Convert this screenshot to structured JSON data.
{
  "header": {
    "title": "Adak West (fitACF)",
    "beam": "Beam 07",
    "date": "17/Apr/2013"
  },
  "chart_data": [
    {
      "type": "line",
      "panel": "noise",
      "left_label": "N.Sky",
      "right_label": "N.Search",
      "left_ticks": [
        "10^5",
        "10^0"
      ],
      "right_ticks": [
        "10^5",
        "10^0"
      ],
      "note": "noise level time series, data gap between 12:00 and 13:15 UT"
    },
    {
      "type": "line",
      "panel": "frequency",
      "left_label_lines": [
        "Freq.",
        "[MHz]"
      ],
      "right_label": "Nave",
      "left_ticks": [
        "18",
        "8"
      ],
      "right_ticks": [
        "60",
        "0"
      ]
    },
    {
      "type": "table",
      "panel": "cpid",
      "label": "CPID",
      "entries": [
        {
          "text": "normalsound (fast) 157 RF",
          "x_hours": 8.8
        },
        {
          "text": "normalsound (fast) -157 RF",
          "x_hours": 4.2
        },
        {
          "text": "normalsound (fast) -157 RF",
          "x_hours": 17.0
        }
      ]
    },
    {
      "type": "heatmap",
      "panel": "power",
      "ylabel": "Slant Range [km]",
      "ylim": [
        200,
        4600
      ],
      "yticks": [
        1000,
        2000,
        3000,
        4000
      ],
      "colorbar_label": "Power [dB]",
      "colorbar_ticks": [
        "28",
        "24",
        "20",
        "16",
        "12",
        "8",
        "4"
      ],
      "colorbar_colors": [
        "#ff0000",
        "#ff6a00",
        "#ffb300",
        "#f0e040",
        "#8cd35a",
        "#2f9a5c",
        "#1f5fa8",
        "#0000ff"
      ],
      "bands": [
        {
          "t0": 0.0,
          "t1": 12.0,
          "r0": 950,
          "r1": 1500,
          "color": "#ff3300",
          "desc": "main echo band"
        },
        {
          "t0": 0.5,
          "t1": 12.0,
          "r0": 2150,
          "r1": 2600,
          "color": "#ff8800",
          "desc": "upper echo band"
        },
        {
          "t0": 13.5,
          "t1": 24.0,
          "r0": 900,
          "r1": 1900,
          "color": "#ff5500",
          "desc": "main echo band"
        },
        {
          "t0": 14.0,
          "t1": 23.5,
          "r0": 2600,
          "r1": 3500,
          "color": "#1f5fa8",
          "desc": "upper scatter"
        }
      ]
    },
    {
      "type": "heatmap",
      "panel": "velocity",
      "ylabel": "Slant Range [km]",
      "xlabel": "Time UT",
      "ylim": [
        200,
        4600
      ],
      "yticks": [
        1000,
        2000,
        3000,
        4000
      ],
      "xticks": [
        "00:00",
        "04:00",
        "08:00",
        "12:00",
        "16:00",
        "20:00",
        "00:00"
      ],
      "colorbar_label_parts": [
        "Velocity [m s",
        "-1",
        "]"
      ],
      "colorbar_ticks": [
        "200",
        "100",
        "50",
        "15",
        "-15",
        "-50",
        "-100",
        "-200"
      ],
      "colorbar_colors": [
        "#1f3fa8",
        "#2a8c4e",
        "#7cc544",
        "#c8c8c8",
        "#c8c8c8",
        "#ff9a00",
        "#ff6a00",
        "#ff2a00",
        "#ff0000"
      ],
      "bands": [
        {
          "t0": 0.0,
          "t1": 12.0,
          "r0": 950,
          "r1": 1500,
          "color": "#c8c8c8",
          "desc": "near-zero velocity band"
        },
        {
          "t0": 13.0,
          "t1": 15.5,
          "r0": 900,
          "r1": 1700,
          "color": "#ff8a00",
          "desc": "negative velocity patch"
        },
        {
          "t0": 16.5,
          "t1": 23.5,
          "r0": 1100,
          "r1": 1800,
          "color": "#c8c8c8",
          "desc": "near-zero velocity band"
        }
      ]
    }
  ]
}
++++
## Exercise requirements:
Please give back all of the records exactly as written.

## Task answer:
Convert this screenshot to structured JSON data.
{
  "header": {
    "title": "Adak West (fitACF)",
    "beam": "Beam 07",
    "date": "17/Apr/2013"
  },
  "chart_data": [
    {
      "type": "line",
      "panel": "noise",
      "left_label": "N.Sky",
      "right_label": "N.Search",
      "left_ticks": [
        "10^5",
        "10^0"
      ],
      "right_ticks": [
        "10^5",
        "10^0"
      ],
      "note": "noise level time series, data gap between 12:00 and 13:15 UT"
    },
    {
      "type": "line",
      "panel": "frequency",
      "left_label_lines": [
        "Freq.",
        "[MHz]"
      ],
      "right_label": "Nave",
      "left_ticks": [
        "18",
        "8"
      ],
      "right_ticks": [
        "60",
        "0"
      ]
    },
    {
      "type": "table",
      "panel": "cpid",
      "label": "CPID",
      "entries": [
        {
          "text": "normalsound (fast) 157 RF",
          "x_hours": 8.8
        },
        {
          "text": "normalsound (fast) -157 RF",
          "x_hours": 4.2
        },
        {
          "text": "normalsound (fast) -157 RF",
          "x_hours": 17.0
        }
      ]
    },
    {
      "type": "heatmap",
      "panel": "power",
      "ylabel": "Slant Range [km]",
      "ylim": [
        200,
        4600
      ],
      "yticks": [
        1000,
        2000,
        3000,
        4000
      ],
      "colorbar_label": "Power [dB]",
      "colorbar_ticks": [
        "28",
        "24",
        "20",
        "16",
        "12",
        "8",
        "4"
      ],
      "colorbar_colors": [
        "#ff0000",
        "#ff6a00",
        "#ffb300",
        "#f0e040",
        "#8cd35a",
        "#2f9a5c",
        "#1f5fa8",
        "#0000ff"
      ],
      "bands": [
        {
          "t0": 0.0,
          "t1": 12.0,
          "r0": 950,
          "r1": 1500,
          "color": "#ff3300",
          "desc": "main echo band"
        },
        {
          "t0": 0.5,
          "t1": 12.0,
          "r0": 2150,
          "r1": 2600,
          "color": "#ff8800",
          "desc": "upper echo band"
        },
        {
          "t0": 13.5,
          "t1": 24.0,
          "r0": 900,
          "r1": 1900,
          "color": "#ff5500",
          "desc": "main echo band"
        },
        {
          "t0": 14.0,
          "t1": 23.5,
          "r0": 2600,
          "r1": 3500,
          "color": "#1f5fa8",
          "desc": "upper scatter"
        }
      ]
    },
    {
      "type": "heatmap",
      "panel": "velocity",
      "ylabel": "Slant Range [km]",
      "xlabel": "Time UT",
      "ylim": [
        200,
        4600
      ],
      "yticks": [
        1000,
        2000,
        3000,
        4000
      ],
      "xticks": [
        "00:00",
        "04:00",
        "08:00",
        "12:00",
        "16:00",
        "20:00",
        "00:00"
      ],
      "colorbar_label_parts": [
        "Velocity [m s",
        "-1",
        "]"
      ],
      "colorbar_ticks": [
        "200",
        "100",
        "50",
        "15",
        "-15",
        "-50",
        "-100",
        "-200"
      ],
      "colorbar_colors": [
        "#1f3fa8",
        "#2a8c4e",
        "#7cc544",
        "#c8c8c8",
        "#c8c8c8",
        "#ff9a00",
        "#ff6a00",
        "#ff2a00",
        "#ff0000"
      ],
      "bands": [
        {
          "t0": 0.0,
          "t1": 12.0,
          "r0": 950,
          "r1": 1500,
          "color": "#c8c8c8",
          "desc": "near-zero velocity band"
        },
        {
          "t0": 13.0,
          "t1": 15.5,
          "r0": 900,
          "r1": 1700,
          "color": "#ff8a00",
          "desc": "negative velocity patch"
        },
        {
          "t0": 16.5,
          "t1": 23.5,
          "r0": 1100,
          "r1": 1800,
          "color": "#c8c8c8",
          "desc": "near-zero velocity band"
        }
      ]
    }
  ]
}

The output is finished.